AIM:
Scan the listing below and copy every line holding "Locks".

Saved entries
____
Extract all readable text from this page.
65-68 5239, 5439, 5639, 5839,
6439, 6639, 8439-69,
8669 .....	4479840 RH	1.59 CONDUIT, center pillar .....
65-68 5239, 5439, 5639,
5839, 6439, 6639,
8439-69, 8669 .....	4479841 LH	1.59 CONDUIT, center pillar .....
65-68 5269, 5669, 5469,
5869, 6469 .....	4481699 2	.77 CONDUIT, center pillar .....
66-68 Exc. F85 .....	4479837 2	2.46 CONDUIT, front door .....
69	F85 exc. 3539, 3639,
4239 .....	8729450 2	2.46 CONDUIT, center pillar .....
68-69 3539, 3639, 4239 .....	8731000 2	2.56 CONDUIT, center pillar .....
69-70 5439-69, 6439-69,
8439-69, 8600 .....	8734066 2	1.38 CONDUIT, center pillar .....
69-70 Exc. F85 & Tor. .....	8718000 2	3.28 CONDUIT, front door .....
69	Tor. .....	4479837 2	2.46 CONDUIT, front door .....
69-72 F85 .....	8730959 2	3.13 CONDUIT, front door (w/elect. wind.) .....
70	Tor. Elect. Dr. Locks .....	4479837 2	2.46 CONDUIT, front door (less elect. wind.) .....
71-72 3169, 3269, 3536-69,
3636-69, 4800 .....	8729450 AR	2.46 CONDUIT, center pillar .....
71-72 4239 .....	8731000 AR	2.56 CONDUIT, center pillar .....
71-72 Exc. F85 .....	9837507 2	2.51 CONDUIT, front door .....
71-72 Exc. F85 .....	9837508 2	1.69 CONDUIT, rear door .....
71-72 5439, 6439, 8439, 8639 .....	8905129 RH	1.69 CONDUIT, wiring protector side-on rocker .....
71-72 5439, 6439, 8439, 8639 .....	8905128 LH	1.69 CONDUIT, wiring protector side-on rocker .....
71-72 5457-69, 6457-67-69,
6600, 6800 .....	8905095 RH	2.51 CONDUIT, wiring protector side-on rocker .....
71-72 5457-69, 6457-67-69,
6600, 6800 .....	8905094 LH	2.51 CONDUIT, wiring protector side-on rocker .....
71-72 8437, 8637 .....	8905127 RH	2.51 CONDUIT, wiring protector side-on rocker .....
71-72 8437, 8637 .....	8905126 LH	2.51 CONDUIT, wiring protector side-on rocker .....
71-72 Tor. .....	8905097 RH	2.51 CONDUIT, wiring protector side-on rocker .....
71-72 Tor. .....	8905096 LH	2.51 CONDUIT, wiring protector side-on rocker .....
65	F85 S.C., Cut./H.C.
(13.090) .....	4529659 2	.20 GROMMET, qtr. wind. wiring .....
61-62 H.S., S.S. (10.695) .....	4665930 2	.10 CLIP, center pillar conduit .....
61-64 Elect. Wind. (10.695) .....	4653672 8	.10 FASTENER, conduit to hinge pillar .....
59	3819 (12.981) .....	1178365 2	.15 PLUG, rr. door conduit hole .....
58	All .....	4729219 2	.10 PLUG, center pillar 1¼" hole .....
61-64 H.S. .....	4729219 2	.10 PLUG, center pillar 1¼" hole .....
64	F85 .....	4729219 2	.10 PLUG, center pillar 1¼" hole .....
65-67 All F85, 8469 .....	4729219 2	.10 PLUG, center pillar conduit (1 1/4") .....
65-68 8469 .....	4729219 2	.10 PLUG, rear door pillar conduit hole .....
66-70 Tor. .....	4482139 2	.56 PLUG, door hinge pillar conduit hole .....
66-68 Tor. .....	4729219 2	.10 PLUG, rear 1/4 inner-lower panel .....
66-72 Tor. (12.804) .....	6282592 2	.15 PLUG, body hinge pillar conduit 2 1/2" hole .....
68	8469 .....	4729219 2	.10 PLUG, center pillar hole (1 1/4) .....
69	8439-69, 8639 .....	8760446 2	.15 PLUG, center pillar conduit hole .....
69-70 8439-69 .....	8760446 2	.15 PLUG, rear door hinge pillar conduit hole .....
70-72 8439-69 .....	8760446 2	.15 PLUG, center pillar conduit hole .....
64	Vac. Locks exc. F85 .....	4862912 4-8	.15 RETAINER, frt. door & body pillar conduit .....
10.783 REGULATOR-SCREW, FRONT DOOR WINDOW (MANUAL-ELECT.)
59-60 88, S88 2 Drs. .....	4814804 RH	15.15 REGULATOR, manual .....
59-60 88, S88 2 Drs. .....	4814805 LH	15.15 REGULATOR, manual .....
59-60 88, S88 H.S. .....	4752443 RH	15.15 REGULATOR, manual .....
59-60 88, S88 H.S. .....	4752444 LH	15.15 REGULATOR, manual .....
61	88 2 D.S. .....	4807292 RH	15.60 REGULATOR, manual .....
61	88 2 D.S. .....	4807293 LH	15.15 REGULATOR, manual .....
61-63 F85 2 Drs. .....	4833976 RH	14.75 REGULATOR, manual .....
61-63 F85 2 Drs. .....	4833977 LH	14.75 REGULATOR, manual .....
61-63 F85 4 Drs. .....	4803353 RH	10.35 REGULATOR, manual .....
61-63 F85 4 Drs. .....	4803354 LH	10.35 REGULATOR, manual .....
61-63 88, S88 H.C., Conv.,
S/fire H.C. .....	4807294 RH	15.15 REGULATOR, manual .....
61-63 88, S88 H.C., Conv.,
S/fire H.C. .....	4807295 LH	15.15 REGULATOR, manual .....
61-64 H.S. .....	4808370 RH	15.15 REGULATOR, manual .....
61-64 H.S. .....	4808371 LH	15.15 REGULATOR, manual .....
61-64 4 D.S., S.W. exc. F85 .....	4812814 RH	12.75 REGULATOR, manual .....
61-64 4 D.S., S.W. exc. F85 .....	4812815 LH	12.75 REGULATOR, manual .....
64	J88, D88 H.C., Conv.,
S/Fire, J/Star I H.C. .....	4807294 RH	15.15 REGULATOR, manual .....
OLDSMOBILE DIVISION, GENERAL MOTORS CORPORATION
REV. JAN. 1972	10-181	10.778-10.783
____
RESULT:
70	Tor. Elect. Dr. Locks .....	4479837 2	2.46 CONDUIT, front door (less elect. wind.) .....
64	Vac. Locks exc. F85 .....	4862912 4-8	.15 RETAINER, frt. door & body pillar conduit .....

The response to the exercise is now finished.